◆ WHAT THIS TASK INVOLVES ◆
Copy out each line of the material below that holds the string "Bernard".

◆ TASK MATERIAL ◆
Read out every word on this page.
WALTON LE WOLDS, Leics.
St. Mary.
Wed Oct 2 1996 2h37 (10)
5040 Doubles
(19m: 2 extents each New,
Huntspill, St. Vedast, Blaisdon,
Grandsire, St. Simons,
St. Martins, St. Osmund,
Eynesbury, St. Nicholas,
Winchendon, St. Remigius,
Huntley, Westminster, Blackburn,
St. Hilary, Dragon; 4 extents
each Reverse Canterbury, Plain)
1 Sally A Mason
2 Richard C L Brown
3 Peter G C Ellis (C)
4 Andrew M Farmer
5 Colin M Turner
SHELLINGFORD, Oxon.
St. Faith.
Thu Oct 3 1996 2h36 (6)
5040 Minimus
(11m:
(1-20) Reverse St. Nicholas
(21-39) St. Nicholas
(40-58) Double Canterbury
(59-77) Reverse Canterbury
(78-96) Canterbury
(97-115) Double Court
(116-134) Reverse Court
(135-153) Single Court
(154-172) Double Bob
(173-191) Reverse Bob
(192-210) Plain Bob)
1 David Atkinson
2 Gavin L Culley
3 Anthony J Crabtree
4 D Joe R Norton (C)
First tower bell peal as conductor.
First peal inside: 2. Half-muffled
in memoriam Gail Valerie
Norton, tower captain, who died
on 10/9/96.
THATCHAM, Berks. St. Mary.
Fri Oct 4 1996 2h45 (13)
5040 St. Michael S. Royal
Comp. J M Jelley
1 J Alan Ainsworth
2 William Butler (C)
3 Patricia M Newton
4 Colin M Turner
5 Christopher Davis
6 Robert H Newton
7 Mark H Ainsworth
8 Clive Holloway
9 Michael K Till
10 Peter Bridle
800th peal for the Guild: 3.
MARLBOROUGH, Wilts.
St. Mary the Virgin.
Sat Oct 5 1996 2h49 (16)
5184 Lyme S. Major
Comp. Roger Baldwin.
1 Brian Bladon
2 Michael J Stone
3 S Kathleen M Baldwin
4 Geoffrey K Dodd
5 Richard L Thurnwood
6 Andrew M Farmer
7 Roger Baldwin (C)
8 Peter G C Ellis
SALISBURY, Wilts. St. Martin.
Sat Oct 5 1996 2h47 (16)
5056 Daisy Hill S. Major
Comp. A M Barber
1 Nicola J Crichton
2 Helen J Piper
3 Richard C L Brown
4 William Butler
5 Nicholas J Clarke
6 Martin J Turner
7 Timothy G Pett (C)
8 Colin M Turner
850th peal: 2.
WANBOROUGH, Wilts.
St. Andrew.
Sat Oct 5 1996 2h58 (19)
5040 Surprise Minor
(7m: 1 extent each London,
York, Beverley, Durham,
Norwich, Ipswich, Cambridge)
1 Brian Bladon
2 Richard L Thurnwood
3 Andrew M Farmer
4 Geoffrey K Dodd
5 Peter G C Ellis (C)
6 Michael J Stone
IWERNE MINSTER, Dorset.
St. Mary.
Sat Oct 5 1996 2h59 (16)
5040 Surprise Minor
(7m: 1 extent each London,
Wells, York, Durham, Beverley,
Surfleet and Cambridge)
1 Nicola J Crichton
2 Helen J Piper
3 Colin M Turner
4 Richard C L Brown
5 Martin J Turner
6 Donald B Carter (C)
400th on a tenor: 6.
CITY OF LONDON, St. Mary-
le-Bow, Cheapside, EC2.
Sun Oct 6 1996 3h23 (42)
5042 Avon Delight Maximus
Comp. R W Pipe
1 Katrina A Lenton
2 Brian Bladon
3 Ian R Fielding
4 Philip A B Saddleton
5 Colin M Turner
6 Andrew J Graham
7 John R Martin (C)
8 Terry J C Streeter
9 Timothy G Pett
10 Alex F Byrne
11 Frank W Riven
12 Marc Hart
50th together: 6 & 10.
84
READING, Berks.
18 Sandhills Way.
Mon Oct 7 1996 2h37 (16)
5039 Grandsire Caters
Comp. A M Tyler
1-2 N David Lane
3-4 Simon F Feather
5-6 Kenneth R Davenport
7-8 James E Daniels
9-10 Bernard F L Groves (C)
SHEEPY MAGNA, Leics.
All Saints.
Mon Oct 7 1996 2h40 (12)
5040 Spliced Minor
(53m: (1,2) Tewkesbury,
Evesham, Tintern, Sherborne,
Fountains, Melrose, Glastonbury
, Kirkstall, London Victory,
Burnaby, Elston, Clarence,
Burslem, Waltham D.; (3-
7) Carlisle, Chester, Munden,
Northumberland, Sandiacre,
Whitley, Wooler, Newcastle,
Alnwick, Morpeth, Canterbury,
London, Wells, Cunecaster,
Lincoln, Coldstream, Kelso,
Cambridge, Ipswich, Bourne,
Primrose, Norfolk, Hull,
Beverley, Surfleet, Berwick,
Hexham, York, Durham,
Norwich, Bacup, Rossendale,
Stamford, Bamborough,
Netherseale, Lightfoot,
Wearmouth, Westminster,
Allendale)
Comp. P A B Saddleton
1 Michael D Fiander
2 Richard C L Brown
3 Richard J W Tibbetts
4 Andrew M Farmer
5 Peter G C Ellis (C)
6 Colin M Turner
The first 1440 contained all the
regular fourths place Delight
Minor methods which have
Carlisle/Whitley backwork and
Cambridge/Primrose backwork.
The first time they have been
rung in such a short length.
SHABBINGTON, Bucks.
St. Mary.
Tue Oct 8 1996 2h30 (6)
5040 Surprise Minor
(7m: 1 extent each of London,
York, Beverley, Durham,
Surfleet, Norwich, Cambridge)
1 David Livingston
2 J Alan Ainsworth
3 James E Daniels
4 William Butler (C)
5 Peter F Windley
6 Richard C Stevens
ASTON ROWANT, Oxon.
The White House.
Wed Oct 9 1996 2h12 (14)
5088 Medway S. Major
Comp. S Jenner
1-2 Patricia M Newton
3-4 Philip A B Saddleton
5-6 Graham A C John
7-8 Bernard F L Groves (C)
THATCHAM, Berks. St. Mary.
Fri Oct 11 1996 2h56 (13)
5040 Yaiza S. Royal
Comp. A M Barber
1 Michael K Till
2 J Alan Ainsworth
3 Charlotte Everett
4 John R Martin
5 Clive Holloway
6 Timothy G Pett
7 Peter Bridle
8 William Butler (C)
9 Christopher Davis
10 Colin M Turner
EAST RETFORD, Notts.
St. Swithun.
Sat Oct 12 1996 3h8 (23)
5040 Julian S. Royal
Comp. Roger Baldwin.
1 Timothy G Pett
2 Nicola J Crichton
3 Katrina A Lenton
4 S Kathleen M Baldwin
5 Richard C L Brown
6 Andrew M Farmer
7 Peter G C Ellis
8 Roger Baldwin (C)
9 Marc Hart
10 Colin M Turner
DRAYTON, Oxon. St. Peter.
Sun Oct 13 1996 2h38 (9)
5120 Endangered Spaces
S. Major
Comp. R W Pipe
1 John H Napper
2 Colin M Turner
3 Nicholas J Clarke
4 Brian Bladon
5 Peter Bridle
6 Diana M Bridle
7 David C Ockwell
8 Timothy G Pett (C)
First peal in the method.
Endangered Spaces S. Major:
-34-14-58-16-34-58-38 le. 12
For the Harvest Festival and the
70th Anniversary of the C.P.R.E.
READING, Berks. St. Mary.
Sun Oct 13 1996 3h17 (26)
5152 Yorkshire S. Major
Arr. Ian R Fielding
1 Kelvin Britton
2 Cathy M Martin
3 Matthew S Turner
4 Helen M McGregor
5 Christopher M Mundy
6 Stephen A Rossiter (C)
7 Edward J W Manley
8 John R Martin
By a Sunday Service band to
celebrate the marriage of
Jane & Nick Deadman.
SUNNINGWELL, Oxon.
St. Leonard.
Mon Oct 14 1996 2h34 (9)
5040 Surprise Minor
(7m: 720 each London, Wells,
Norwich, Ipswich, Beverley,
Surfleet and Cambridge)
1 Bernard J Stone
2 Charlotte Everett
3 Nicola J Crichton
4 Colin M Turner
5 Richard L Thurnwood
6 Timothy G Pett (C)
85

◆ OUTPUT FOR THIS EXERCISE ◆
9-10 Bernard F L Groves (C)
7-8 Bernard F L Groves (C)
1 Bernard J Stone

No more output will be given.